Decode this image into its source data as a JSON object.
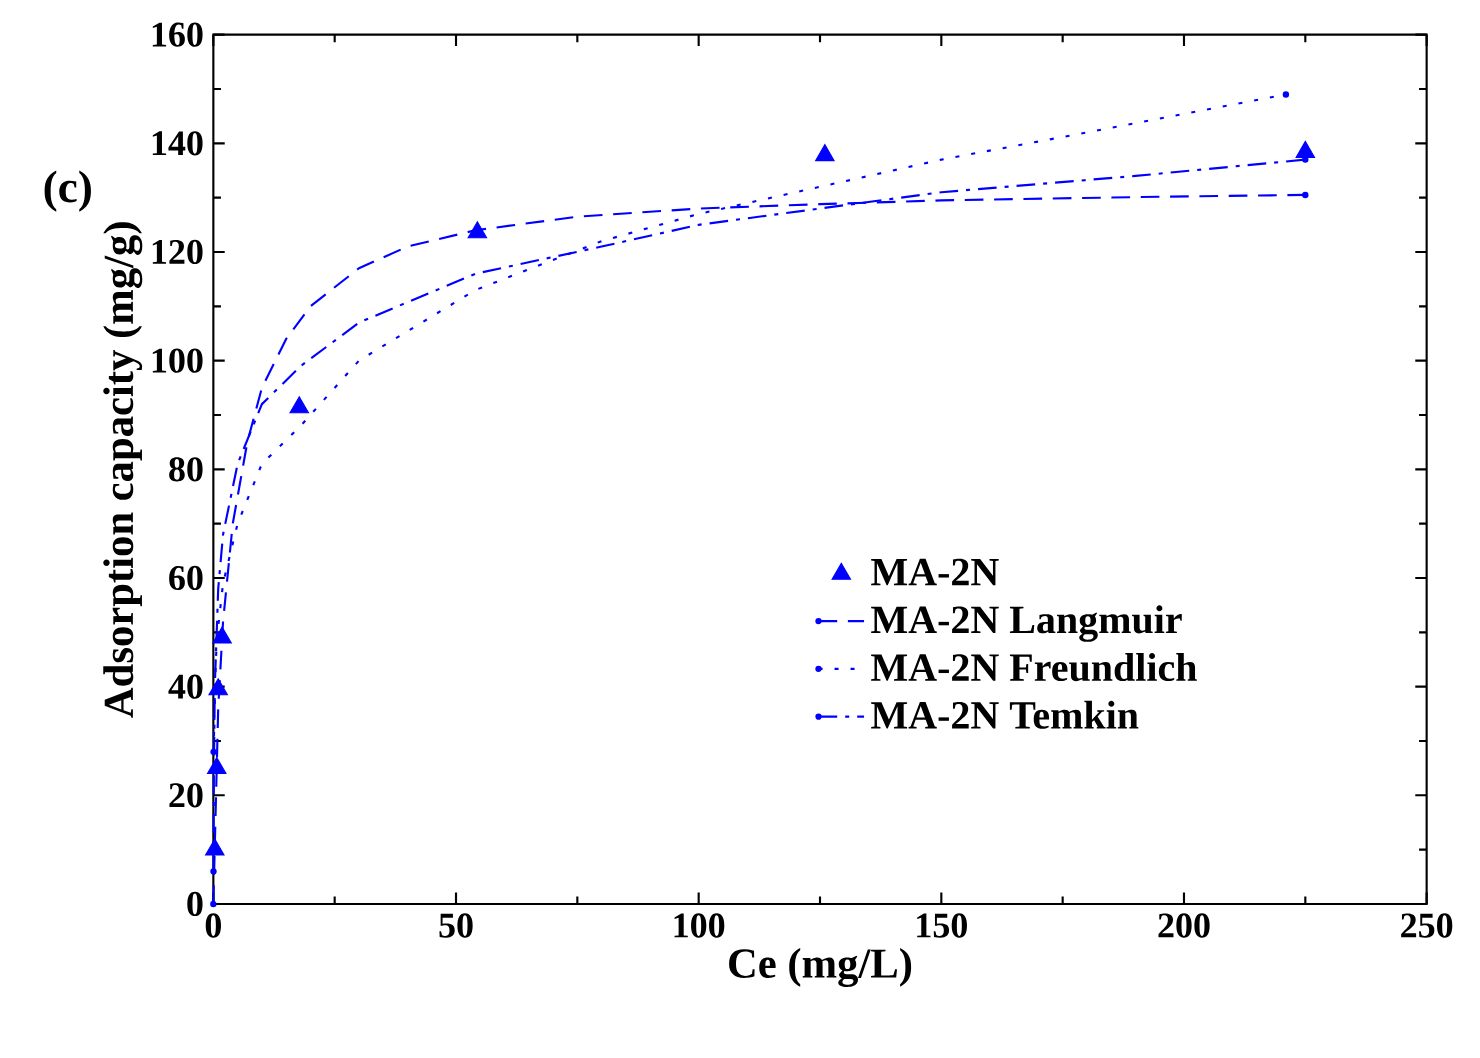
{
  "chart_data": {
    "type": "line",
    "xlabel": "Ce (mg/L)",
    "ylabel": "Adsorption capacity (mg/g)",
    "annotations": [
      "(c)"
    ],
    "xlim": [
      0,
      250
    ],
    "ylim": [
      0,
      160
    ],
    "xticks": [
      0,
      50,
      100,
      150,
      200,
      250
    ],
    "yticks": [
      0,
      20,
      40,
      60,
      80,
      100,
      120,
      140,
      160
    ],
    "legend": "right",
    "grid": false,
    "series": [
      {
        "name": "MA-2N",
        "type": "scatter",
        "marker": "triangle",
        "color": "#0000ff",
        "x": [
          0.3,
          0.7,
          1,
          1.8,
          17.7,
          54.4,
          126,
          225
        ],
        "values": [
          10,
          25,
          39.5,
          49,
          91.4,
          123.6,
          137.8,
          138.4
        ]
      },
      {
        "name": "MA-2N Langmuir",
        "line_style": "dashed",
        "color": "#0000ff",
        "x": [
          0,
          1,
          2,
          4,
          7,
          10,
          15,
          20,
          30,
          40,
          54,
          75,
          100,
          125,
          150,
          190,
          225
        ],
        "values": [
          0,
          36,
          52,
          70,
          85,
          95,
          104,
          110,
          117,
          121,
          124,
          126.5,
          128,
          128.8,
          129.5,
          130.1,
          130.5
        ]
      },
      {
        "name": "MA-2N Freundlich",
        "line_style": "dotted",
        "color": "#0000ff",
        "x": [
          0.05,
          0.5,
          1,
          2,
          5,
          10,
          18,
          30,
          54,
          80,
          100,
          125,
          150,
          180,
          221
        ],
        "values": [
          28,
          45,
          51,
          59,
          70,
          81,
          88,
          100,
          113,
          122,
          127,
          132,
          137,
          142,
          149
        ]
      },
      {
        "name": "MA-2N Temkin",
        "line_style": "dashdot",
        "color": "#0000ff",
        "x": [
          0.03,
          0.1,
          0.3,
          1,
          2,
          5,
          10,
          18,
          30,
          54,
          80,
          100,
          125,
          150,
          190,
          225
        ],
        "values": [
          6,
          23,
          40,
          58,
          68,
          81,
          92,
          99,
          107,
          116,
          121,
          125,
          128,
          131,
          134,
          137
        ]
      }
    ]
  }
}
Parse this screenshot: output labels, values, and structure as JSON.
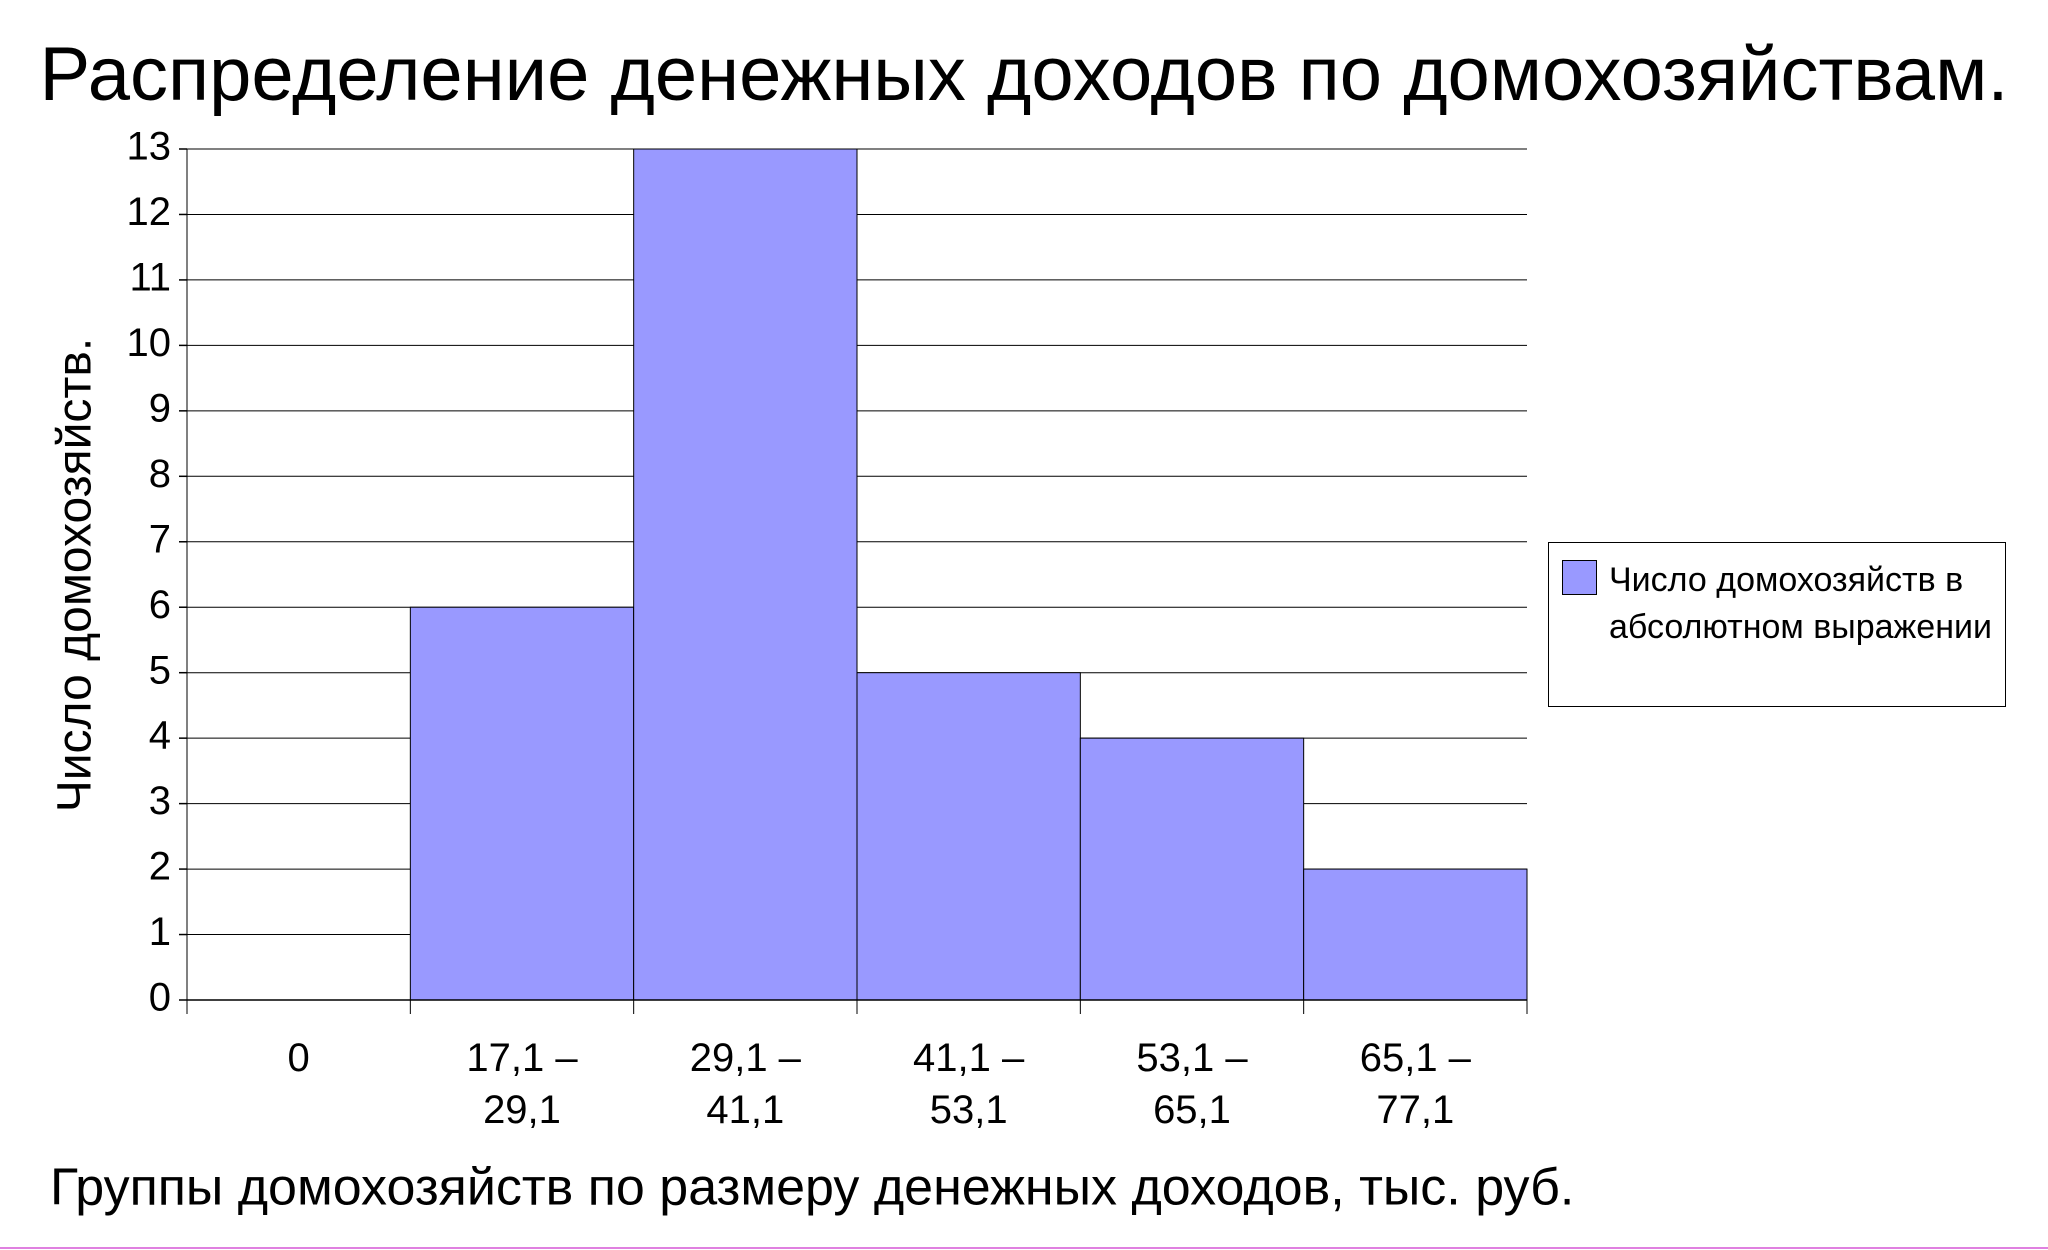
{
  "chart_data": {
    "type": "bar",
    "title": "Распределение денежных доходов по домохозяйствам.",
    "x_label": "Группы домохозяйств по размеру денежных доходов, тыс. руб.",
    "y_label": "Число домохозяйств.",
    "categories": [
      "0",
      "17,1 – 29,1",
      "29,1 – 41,1",
      "41,1 – 53,1",
      "53,1 – 65,1",
      "65,1 – 77,1"
    ],
    "series": [
      {
        "name": "Число домохозяйств в абсолютном выражении",
        "color": "#9999ff",
        "values": [
          0,
          6,
          13,
          5,
          4,
          2
        ]
      }
    ],
    "ylim": [
      0,
      13
    ],
    "yticks": [
      0,
      1,
      2,
      3,
      4,
      5,
      6,
      7,
      8,
      9,
      10,
      11,
      12,
      13
    ],
    "grid": true,
    "legend": "right"
  }
}
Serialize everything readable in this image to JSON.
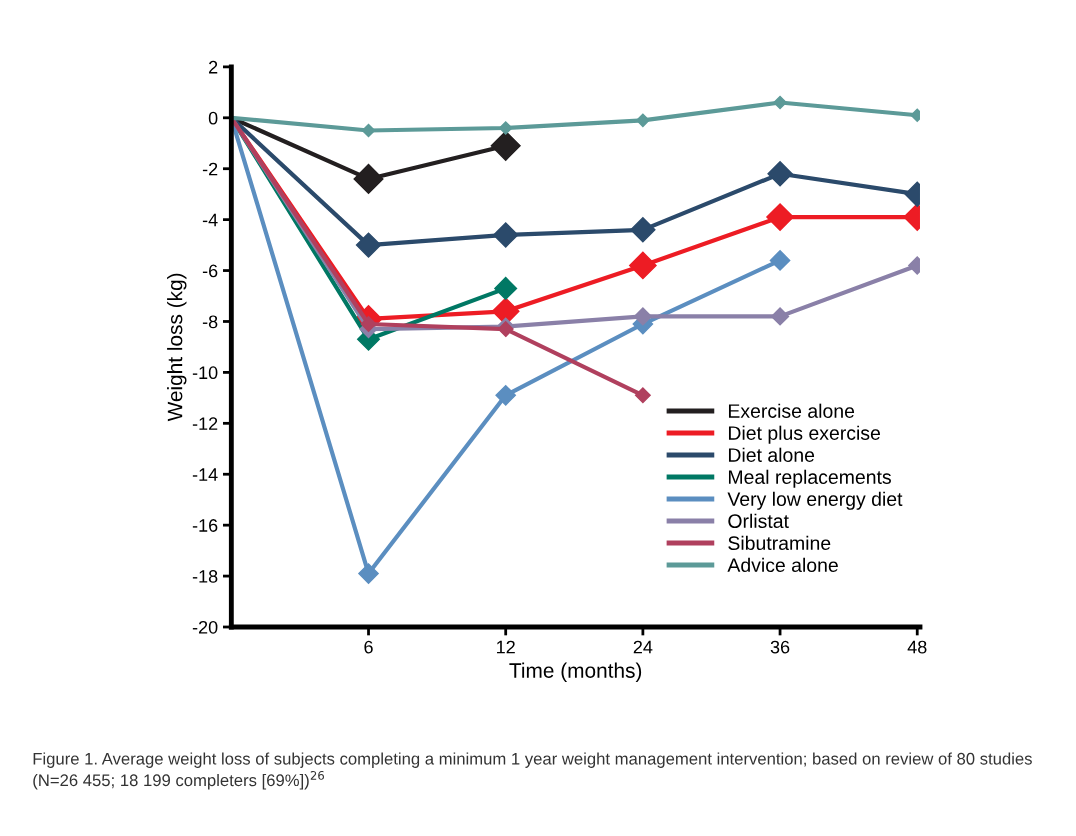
{
  "chart_data": {
    "type": "line",
    "xlabel": "Time (months)",
    "ylabel": "Weight loss (kg)",
    "categories": [
      null,
      "6",
      "12",
      "24",
      "36",
      "48"
    ],
    "ylim": [
      -20,
      2
    ],
    "yticks": [
      -20,
      -18,
      -16,
      -14,
      -12,
      -10,
      -8,
      -6,
      -4,
      -2,
      0,
      2
    ],
    "marker": "diamond",
    "line_style": "solid",
    "grid": false,
    "legend": "bottom right",
    "series": [
      {
        "name": "Exercise alone",
        "color": "#231f20",
        "values": [
          0,
          -2.4,
          -1.1,
          null,
          null,
          null
        ]
      },
      {
        "name": "Diet plus exercise",
        "color": "#ed1c24",
        "values": [
          0,
          -7.9,
          -7.6,
          -5.8,
          -3.9,
          -3.9
        ]
      },
      {
        "name": "Diet alone",
        "color": "#2b4a6b",
        "values": [
          0,
          -5.0,
          -4.6,
          -4.4,
          -2.2,
          -3.0
        ]
      },
      {
        "name": "Meal replacements",
        "color": "#007864",
        "values": [
          0,
          -8.7,
          -6.7,
          null,
          null,
          null
        ]
      },
      {
        "name": "Very low energy diet",
        "color": "#5b8ec0",
        "values": [
          0,
          -17.9,
          -10.9,
          -8.1,
          -5.6,
          null
        ]
      },
      {
        "name": "Orlistat",
        "color": "#8a80a8",
        "values": [
          0,
          -8.3,
          -8.2,
          -7.8,
          -7.8,
          -5.8
        ]
      },
      {
        "name": "Sibutramine",
        "color": "#b0405e",
        "values": [
          0,
          -8.1,
          -8.3,
          -10.9,
          null,
          null
        ]
      },
      {
        "name": "Advice alone",
        "color": "#5c9a98",
        "values": [
          0,
          -0.5,
          -0.4,
          -0.1,
          0.6,
          0.1
        ]
      }
    ],
    "annotations": [
      "Figure 1. Average weight loss of subjects completing a minimum 1 year weight management intervention; based on review of 80 studies (N=26 455; 18 199 completers [69%])$^{26}$"
    ]
  }
}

- _To be done_
Go through the material above and print all of it exactly, except the pictures.

- _Response_
Decode this image into its source data as a JSON object.
{
  "chart_data": {
    "type": "line",
    "xlabel": "Ce (mg/L)",
    "ylabel": "Adsorption capacity (mg/g)",
    "annotations": [
      "(c)"
    ],
    "xlim": [
      0,
      250
    ],
    "ylim": [
      0,
      160
    ],
    "xticks": [
      0,
      50,
      100,
      150,
      200,
      250
    ],
    "yticks": [
      0,
      20,
      40,
      60,
      80,
      100,
      120,
      140,
      160
    ],
    "legend": "right",
    "grid": false,
    "series": [
      {
        "name": "MA-2N",
        "type": "scatter",
        "marker": "triangle",
        "color": "#0000ff",
        "x": [
          0.3,
          0.7,
          1,
          1.8,
          17.7,
          54.4,
          126,
          225
        ],
        "values": [
          10,
          25,
          39.5,
          49,
          91.4,
          123.6,
          137.8,
          138.4
        ]
      },
      {
        "name": "MA-2N Langmuir",
        "line_style": "dashed",
        "color": "#0000ff",
        "x": [
          0,
          1,
          2,
          4,
          7,
          10,
          15,
          20,
          30,
          40,
          54,
          75,
          100,
          125,
          150,
          190,
          225
        ],
        "values": [
          0,
          36,
          52,
          70,
          85,
          95,
          104,
          110,
          117,
          121,
          124,
          126.5,
          128,
          128.8,
          129.5,
          130.1,
          130.5
        ]
      },
      {
        "name": "MA-2N Freundlich",
        "line_style": "dotted",
        "color": "#0000ff",
        "x": [
          0.05,
          0.5,
          1,
          2,
          5,
          10,
          18,
          30,
          54,
          80,
          100,
          125,
          150,
          180,
          221
        ],
        "values": [
          28,
          45,
          51,
          59,
          70,
          81,
          88,
          100,
          113,
          122,
          127,
          132,
          137,
          142,
          149
        ]
      },
      {
        "name": "MA-2N Temkin",
        "line_style": "dashdot",
        "color": "#0000ff",
        "x": [
          0.03,
          0.1,
          0.3,
          1,
          2,
          5,
          10,
          18,
          30,
          54,
          80,
          100,
          125,
          150,
          190,
          225
        ],
        "values": [
          6,
          23,
          40,
          58,
          68,
          81,
          92,
          99,
          107,
          116,
          121,
          125,
          128,
          131,
          134,
          137
        ]
      }
    ]
  }
}
Parse this screenshot: output labels, values, and structure as JSON.
{
  "chart_data": {
    "type": "bar",
    "title": "Распределение денежных доходов по домохозяйствам.",
    "x_label": "Группы домохозяйств по размеру денежных доходов, тыс. руб.",
    "y_label": "Число домохозяйств.",
    "categories": [
      "0",
      "17,1 – 29,1",
      "29,1 – 41,1",
      "41,1 – 53,1",
      "53,1 – 65,1",
      "65,1 – 77,1"
    ],
    "series": [
      {
        "name": "Число домохозяйств в абсолютном выражении",
        "color": "#9999ff",
        "values": [
          0,
          6,
          13,
          5,
          4,
          2
        ]
      }
    ],
    "ylim": [
      0,
      13
    ],
    "yticks": [
      0,
      1,
      2,
      3,
      4,
      5,
      6,
      7,
      8,
      9,
      10,
      11,
      12,
      13
    ],
    "grid": true,
    "legend": "right"
  }
}
Serialize everything readable in this image to JSON.
{
  "chart_data": {
    "type": "line",
    "xlabel": "Time (months)",
    "ylabel": "Weight loss (kg)",
    "categories": [
      null,
      "6",
      "12",
      "24",
      "36",
      "48"
    ],
    "ylim": [
      -20,
      2
    ],
    "yticks": [
      -20,
      -18,
      -16,
      -14,
      -12,
      -10,
      -8,
      -6,
      -4,
      -2,
      0,
      2
    ],
    "marker": "diamond",
    "line_style": "solid",
    "grid": false,
    "legend": "bottom right",
    "series": [
      {
        "name": "Exercise alone",
        "color": "#231f20",
        "values": [
          0,
          -2.4,
          -1.1,
          null,
          null,
          null
        ]
      },
      {
        "name": "Diet plus exercise",
        "color": "#ed1c24",
        "values": [
          0,
          -7.9,
          -7.6,
          -5.8,
          -3.9,
          -3.9
        ]
      },
      {
        "name": "Diet alone",
        "color": "#2b4a6b",
        "values": [
          0,
          -5.0,
          -4.6,
          -4.4,
          -2.2,
          -3.0
        ]
      },
      {
        "name": "Meal replacements",
        "color": "#007864",
        "values": [
          0,
          -8.7,
          -6.7,
          null,
          null,
          null
        ]
      },
      {
        "name": "Very low energy diet",
        "color": "#5b8ec0",
        "values": [
          0,
          -17.9,
          -10.9,
          -8.1,
          -5.6,
          null
        ]
      },
      {
        "name": "Orlistat",
        "color": "#8a80a8",
        "values": [
          0,
          -8.3,
          -8.2,
          -7.8,
          -7.8,
          -5.8
        ]
      },
      {
        "name": "Sibutramine",
        "color": "#b0405e",
        "values": [
          0,
          -8.1,
          -8.3,
          -10.9,
          null,
          null
        ]
      },
      {
        "name": "Advice alone",
        "color": "#5c9a98",
        "values": [
          0,
          -0.5,
          -0.4,
          -0.1,
          0.6,
          0.1
        ]
      }
    ],
    "annotations": [
      "Figure 1. Average weight loss of subjects completing a minimum 1 year weight management intervention; based on review of 80 studies (N=26 455; 18 199 completers [69%])$^{26}$"
    ]
  }
}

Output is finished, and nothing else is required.